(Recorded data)

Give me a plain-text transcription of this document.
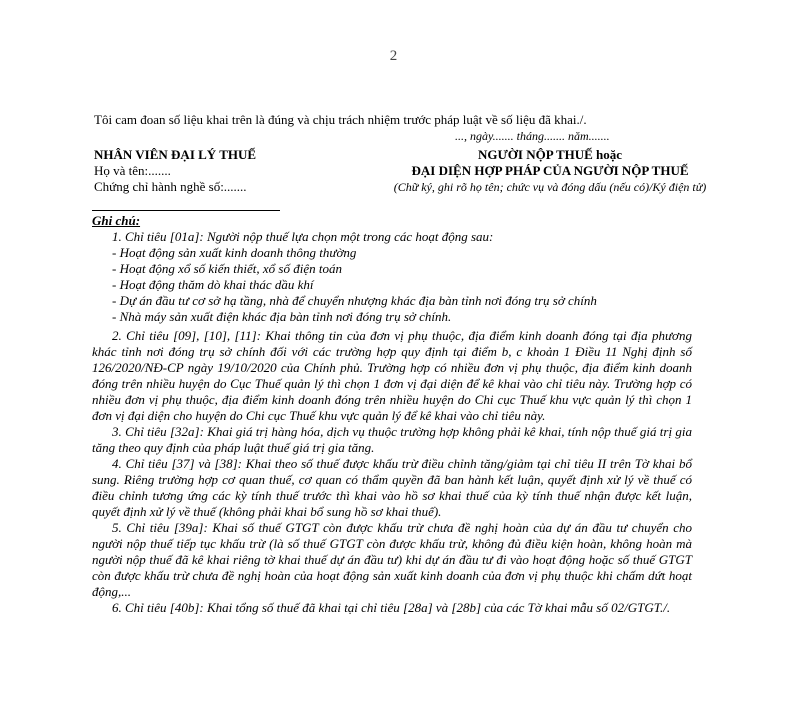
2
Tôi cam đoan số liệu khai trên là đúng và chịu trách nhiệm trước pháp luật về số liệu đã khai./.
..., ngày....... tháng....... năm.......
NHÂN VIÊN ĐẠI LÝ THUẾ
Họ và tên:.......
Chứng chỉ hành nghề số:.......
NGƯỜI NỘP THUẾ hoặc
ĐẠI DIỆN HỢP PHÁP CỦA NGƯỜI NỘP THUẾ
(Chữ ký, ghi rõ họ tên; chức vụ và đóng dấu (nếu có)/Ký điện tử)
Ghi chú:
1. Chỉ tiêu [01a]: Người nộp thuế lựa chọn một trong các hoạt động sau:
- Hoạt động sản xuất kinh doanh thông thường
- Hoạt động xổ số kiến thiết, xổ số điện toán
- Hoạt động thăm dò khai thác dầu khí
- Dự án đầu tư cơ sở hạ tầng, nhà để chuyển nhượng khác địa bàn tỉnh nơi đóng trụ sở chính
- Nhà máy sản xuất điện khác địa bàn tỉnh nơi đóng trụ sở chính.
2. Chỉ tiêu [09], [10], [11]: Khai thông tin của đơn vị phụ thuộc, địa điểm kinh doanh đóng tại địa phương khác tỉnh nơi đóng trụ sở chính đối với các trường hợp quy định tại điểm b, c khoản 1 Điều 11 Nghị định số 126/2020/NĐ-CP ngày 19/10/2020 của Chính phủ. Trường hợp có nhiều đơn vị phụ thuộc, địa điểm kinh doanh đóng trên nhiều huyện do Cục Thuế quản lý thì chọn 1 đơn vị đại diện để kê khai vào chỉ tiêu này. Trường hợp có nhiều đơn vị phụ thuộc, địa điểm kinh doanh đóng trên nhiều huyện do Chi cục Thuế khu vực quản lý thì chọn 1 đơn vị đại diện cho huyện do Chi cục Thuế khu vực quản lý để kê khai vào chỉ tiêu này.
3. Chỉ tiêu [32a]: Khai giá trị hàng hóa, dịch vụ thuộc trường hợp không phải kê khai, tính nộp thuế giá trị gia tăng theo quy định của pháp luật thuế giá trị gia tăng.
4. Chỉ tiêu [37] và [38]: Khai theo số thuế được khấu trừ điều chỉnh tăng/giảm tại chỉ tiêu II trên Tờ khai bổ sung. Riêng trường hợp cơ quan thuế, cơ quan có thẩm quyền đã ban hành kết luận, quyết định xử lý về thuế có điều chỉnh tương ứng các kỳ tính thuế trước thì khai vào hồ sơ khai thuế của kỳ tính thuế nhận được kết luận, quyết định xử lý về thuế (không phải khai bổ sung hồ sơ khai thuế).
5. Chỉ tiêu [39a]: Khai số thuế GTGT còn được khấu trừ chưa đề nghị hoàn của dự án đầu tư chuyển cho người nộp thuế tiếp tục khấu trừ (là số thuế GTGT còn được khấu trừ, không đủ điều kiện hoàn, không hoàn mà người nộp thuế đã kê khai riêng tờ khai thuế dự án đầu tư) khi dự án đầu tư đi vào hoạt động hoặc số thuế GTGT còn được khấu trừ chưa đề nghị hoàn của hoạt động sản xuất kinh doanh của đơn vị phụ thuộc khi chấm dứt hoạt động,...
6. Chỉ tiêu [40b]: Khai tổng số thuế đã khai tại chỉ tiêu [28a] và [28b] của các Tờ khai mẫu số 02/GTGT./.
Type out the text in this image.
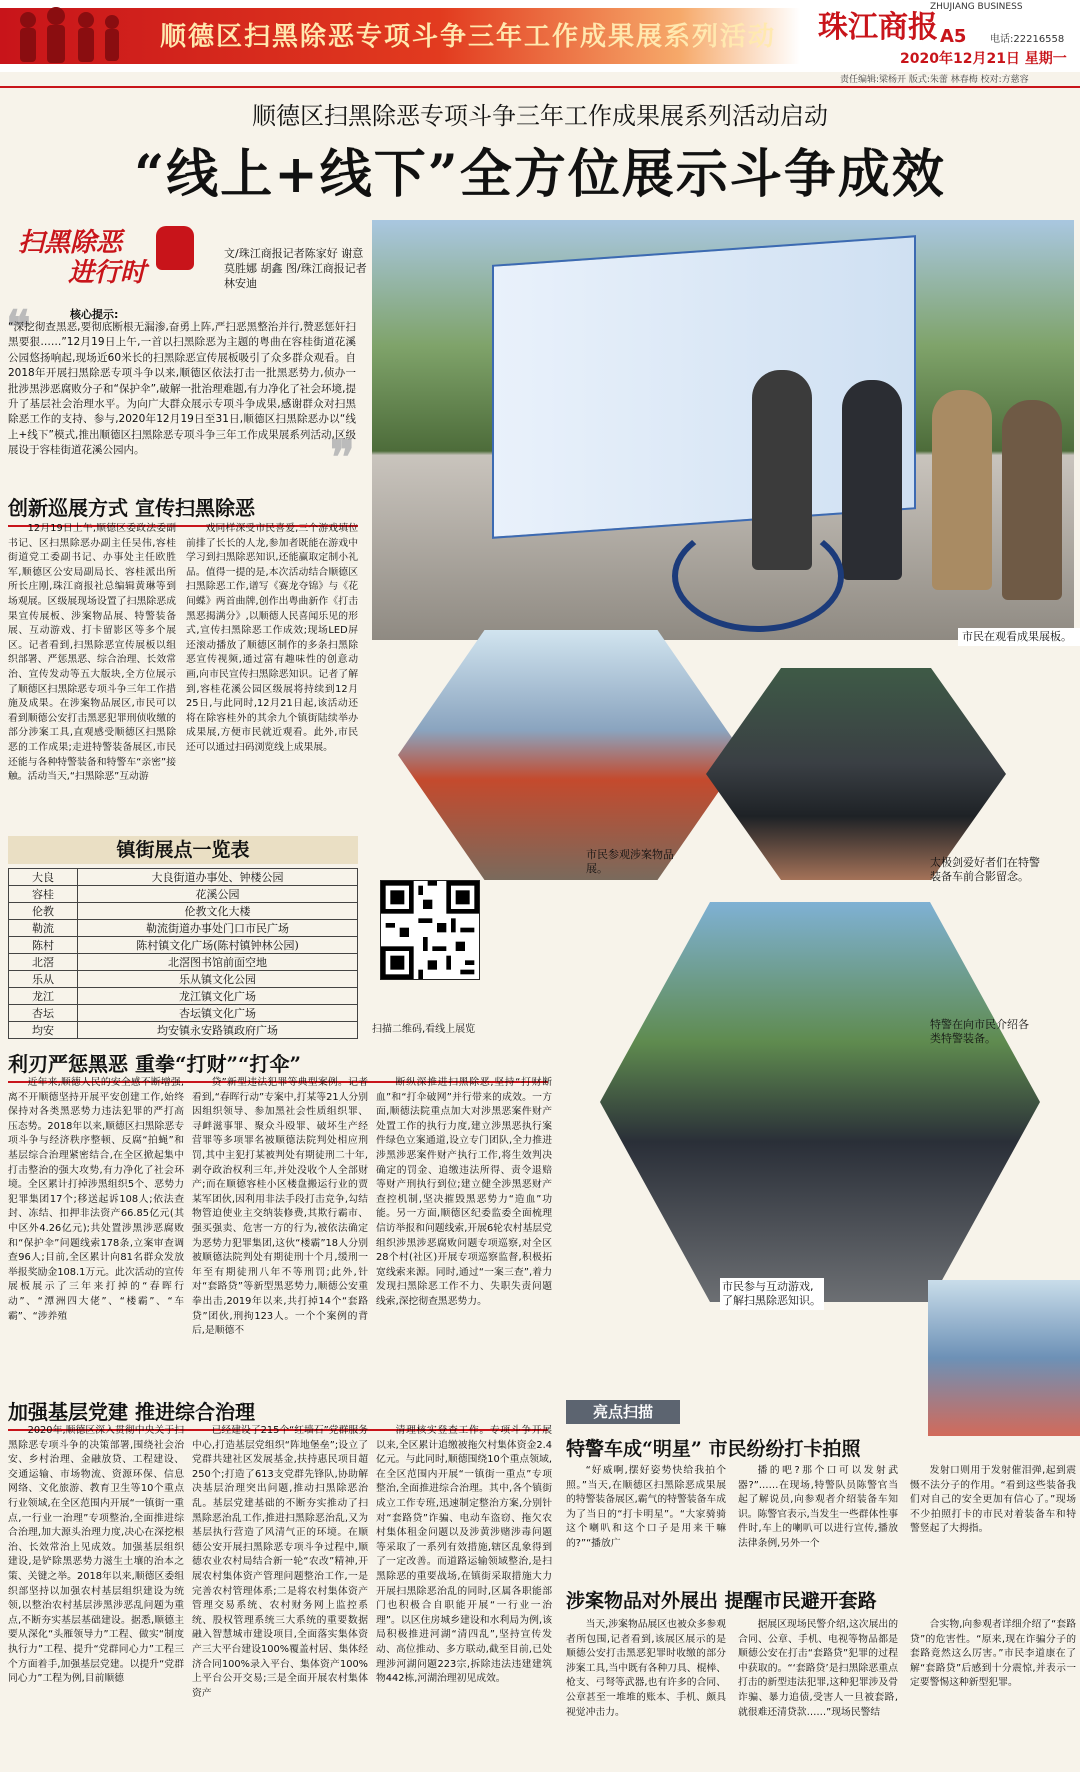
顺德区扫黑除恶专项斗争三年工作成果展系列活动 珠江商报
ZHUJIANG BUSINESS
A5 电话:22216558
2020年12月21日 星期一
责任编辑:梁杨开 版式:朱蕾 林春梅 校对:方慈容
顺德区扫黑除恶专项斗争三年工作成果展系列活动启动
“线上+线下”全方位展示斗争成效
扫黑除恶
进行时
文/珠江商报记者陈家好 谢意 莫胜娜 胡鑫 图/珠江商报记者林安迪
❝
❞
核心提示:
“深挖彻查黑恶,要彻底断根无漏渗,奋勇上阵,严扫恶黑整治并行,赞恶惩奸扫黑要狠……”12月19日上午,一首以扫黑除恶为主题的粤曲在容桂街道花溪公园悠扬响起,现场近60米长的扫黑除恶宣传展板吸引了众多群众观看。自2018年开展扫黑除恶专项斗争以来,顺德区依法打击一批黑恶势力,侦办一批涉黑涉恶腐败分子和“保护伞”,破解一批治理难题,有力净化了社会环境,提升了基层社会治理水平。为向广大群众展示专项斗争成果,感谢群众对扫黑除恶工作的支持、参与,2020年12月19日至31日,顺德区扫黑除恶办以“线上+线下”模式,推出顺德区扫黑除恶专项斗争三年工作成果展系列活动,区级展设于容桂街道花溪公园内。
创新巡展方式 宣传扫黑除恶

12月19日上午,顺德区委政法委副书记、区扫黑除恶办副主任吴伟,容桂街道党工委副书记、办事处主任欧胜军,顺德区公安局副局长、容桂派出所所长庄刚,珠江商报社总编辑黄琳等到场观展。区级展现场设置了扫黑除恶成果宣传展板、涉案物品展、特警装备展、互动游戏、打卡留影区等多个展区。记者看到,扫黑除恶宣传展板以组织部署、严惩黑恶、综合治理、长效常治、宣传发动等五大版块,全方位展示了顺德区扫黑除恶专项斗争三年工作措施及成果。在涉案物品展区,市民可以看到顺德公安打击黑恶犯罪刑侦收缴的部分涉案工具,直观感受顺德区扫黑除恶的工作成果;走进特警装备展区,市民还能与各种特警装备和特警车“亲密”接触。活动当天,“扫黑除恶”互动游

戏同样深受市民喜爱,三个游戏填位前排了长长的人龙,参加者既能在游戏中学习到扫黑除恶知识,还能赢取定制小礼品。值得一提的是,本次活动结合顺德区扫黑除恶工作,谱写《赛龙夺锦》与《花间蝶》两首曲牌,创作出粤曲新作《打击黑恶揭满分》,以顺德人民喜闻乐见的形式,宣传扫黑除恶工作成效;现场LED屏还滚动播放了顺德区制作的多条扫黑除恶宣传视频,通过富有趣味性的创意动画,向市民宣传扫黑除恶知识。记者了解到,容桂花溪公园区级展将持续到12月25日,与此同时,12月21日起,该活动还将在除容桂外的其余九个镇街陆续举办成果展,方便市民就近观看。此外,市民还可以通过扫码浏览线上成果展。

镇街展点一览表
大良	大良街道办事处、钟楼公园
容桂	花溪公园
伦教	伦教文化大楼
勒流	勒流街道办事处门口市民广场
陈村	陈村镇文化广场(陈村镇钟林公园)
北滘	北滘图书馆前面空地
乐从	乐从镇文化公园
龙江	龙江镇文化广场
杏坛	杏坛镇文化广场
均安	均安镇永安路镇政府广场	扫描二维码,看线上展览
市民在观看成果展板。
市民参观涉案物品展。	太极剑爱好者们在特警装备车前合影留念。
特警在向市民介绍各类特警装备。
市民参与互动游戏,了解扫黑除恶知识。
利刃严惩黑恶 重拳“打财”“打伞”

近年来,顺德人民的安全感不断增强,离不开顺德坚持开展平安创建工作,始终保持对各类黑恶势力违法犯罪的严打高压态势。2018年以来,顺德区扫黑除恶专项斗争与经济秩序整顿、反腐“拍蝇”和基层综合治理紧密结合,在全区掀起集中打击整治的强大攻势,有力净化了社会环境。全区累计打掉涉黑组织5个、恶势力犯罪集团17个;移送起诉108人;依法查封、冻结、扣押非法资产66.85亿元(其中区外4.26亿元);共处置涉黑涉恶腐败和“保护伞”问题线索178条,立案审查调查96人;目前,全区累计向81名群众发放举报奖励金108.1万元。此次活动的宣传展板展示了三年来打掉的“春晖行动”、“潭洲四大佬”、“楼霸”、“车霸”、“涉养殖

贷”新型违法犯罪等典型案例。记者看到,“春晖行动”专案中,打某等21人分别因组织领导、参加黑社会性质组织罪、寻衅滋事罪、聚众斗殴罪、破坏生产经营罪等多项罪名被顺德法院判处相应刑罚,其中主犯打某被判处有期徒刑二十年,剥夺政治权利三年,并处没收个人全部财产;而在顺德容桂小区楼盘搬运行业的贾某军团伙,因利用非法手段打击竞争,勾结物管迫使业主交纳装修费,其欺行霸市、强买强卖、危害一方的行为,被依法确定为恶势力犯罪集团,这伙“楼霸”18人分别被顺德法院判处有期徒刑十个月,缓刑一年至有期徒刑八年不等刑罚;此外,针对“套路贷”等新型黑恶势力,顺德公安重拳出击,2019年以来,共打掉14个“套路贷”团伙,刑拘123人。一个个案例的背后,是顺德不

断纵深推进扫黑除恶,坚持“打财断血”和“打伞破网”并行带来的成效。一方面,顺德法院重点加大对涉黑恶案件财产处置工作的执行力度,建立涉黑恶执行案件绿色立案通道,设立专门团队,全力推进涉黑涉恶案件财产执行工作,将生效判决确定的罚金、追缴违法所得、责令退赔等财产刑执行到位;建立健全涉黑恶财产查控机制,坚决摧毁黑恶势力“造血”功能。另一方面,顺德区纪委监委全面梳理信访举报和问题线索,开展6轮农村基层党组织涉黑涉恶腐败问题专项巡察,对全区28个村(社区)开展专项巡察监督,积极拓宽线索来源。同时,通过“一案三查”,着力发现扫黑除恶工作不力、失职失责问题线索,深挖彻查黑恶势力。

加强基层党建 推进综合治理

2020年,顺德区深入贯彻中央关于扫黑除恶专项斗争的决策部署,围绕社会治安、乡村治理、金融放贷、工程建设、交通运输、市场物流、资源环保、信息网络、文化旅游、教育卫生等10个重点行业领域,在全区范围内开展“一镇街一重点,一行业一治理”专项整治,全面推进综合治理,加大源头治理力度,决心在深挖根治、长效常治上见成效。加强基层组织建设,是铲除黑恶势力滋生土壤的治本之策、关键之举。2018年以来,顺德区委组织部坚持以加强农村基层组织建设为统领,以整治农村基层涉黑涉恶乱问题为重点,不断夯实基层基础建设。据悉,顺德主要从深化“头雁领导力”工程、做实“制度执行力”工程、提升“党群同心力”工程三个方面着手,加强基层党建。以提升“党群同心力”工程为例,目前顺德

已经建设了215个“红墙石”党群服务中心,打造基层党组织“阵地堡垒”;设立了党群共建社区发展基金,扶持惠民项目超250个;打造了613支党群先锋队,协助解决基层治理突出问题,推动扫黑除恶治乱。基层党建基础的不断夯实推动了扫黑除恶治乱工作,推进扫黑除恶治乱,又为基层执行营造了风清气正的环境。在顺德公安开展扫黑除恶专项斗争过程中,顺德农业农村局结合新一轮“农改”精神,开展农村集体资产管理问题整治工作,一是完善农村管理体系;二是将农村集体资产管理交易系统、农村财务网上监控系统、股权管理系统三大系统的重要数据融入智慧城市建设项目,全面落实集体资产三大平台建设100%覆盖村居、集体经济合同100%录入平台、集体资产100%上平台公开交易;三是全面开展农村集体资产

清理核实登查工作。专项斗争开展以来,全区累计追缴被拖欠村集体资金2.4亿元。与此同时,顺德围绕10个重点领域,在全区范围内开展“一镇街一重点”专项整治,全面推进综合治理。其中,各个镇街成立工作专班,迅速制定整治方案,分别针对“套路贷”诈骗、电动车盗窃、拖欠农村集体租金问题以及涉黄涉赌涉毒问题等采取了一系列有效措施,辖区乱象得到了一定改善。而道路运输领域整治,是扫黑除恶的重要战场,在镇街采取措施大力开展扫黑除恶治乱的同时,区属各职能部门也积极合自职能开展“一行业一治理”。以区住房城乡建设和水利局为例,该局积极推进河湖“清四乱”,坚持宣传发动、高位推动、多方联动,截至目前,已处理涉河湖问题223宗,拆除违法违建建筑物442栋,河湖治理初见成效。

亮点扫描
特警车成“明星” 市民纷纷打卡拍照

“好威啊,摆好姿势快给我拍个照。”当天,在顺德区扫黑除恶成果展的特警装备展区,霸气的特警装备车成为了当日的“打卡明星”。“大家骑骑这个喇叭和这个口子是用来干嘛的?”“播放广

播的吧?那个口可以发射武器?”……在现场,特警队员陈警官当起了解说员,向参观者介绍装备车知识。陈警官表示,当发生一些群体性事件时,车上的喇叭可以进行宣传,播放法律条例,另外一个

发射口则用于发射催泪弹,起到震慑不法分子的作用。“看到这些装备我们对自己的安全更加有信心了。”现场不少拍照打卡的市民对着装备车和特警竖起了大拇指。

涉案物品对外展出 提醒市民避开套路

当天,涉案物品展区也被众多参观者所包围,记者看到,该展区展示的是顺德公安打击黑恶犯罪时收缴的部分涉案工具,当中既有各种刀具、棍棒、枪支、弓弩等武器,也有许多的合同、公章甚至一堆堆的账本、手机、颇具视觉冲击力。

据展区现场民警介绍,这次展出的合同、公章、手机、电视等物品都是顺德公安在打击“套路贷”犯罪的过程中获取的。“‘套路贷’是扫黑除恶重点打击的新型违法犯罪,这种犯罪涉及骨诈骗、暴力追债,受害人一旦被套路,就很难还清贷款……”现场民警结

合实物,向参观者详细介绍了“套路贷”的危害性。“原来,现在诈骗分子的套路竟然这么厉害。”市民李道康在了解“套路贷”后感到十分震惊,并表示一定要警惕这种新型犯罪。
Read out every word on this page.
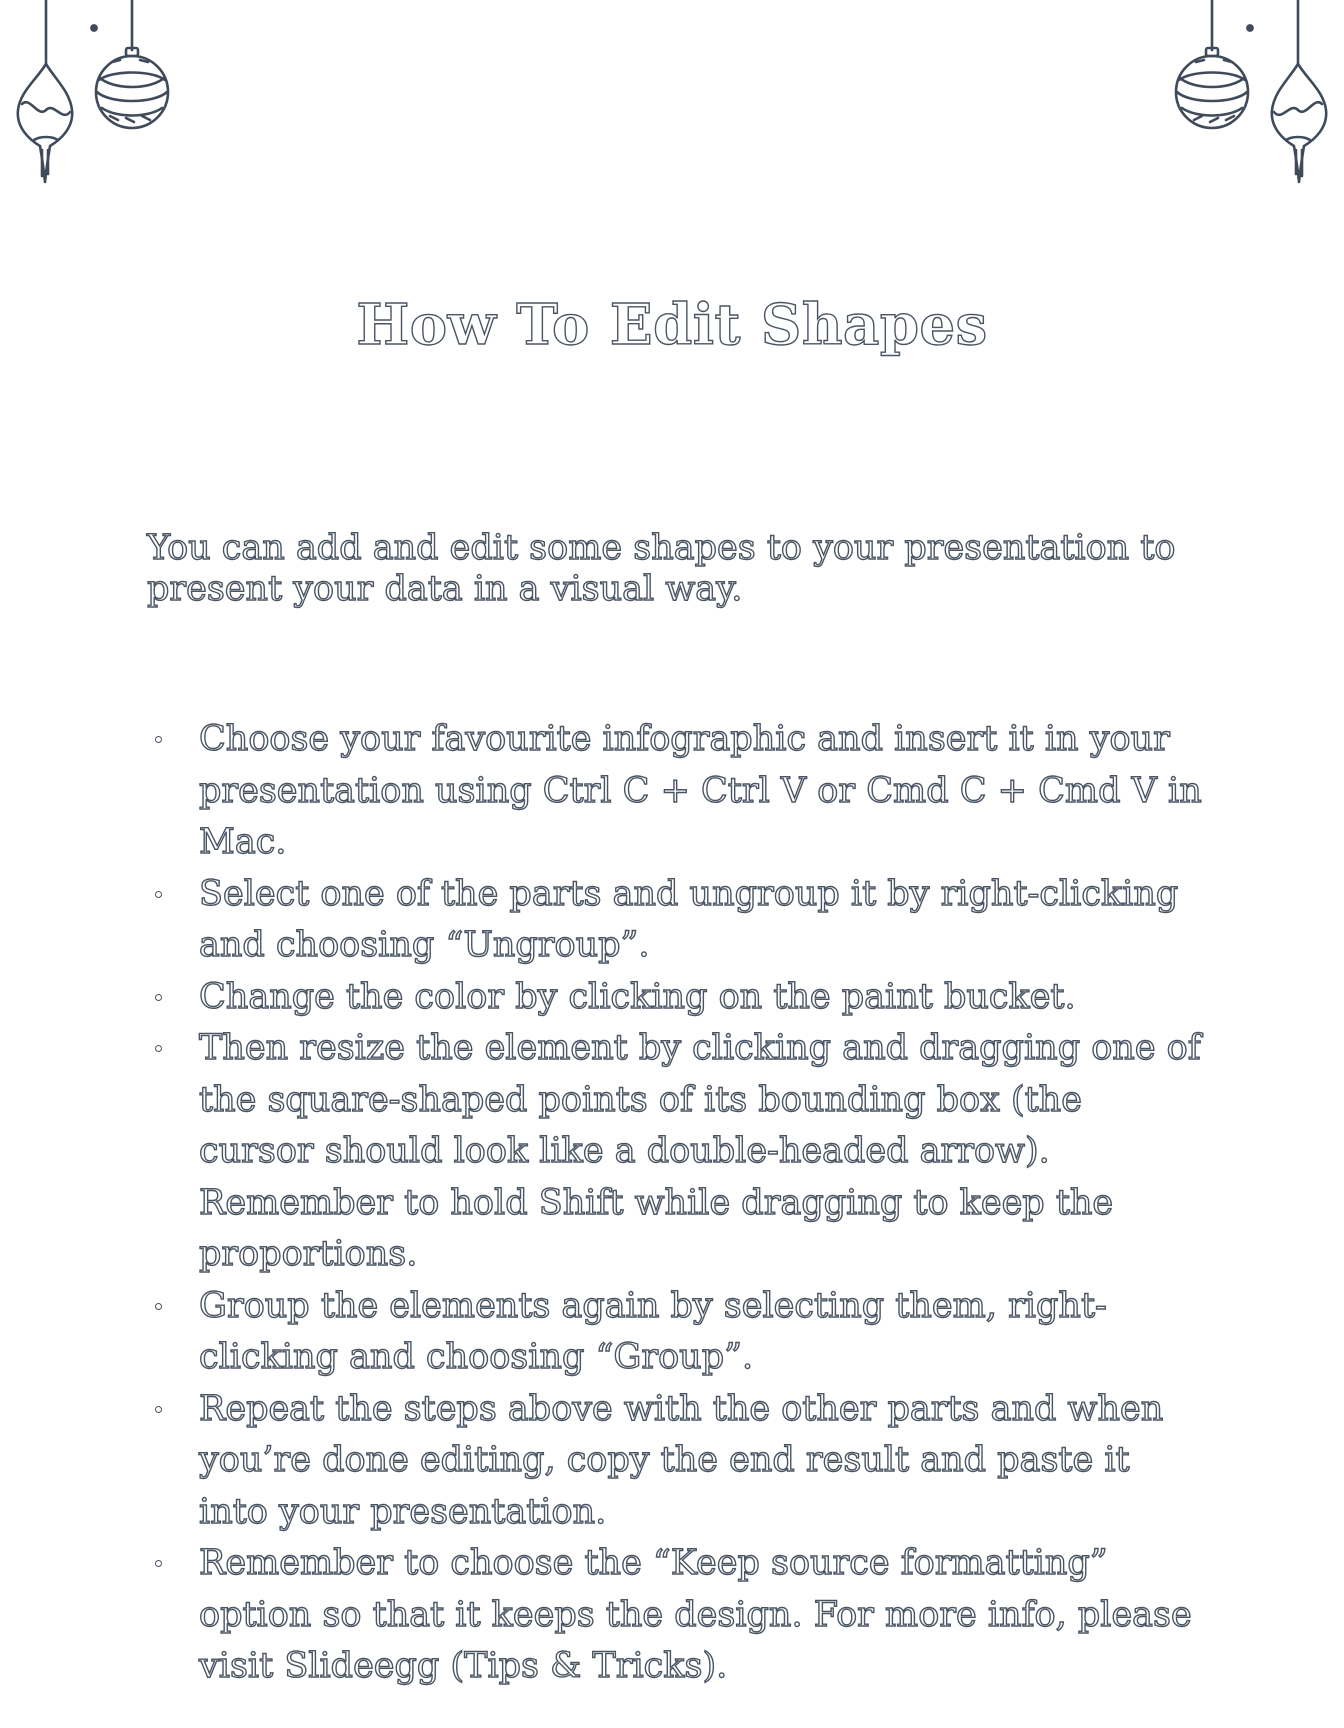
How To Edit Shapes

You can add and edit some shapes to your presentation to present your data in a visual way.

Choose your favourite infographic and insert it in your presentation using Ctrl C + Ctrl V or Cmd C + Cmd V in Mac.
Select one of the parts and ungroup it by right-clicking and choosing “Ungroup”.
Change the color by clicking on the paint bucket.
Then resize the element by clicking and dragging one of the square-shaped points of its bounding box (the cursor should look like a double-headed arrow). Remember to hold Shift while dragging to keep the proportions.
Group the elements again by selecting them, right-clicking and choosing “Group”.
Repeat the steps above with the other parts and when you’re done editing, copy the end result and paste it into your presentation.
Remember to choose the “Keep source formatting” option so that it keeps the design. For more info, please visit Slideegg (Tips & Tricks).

• Prompt:
Using the records above, select and copy every line that has the word "choosing".

• Response to this exercise:
Select one of the parts and ungroup it by right-clicking and choosing “Ungroup”.
Group the elements again by selecting them, right-clicking and choosing “Group”.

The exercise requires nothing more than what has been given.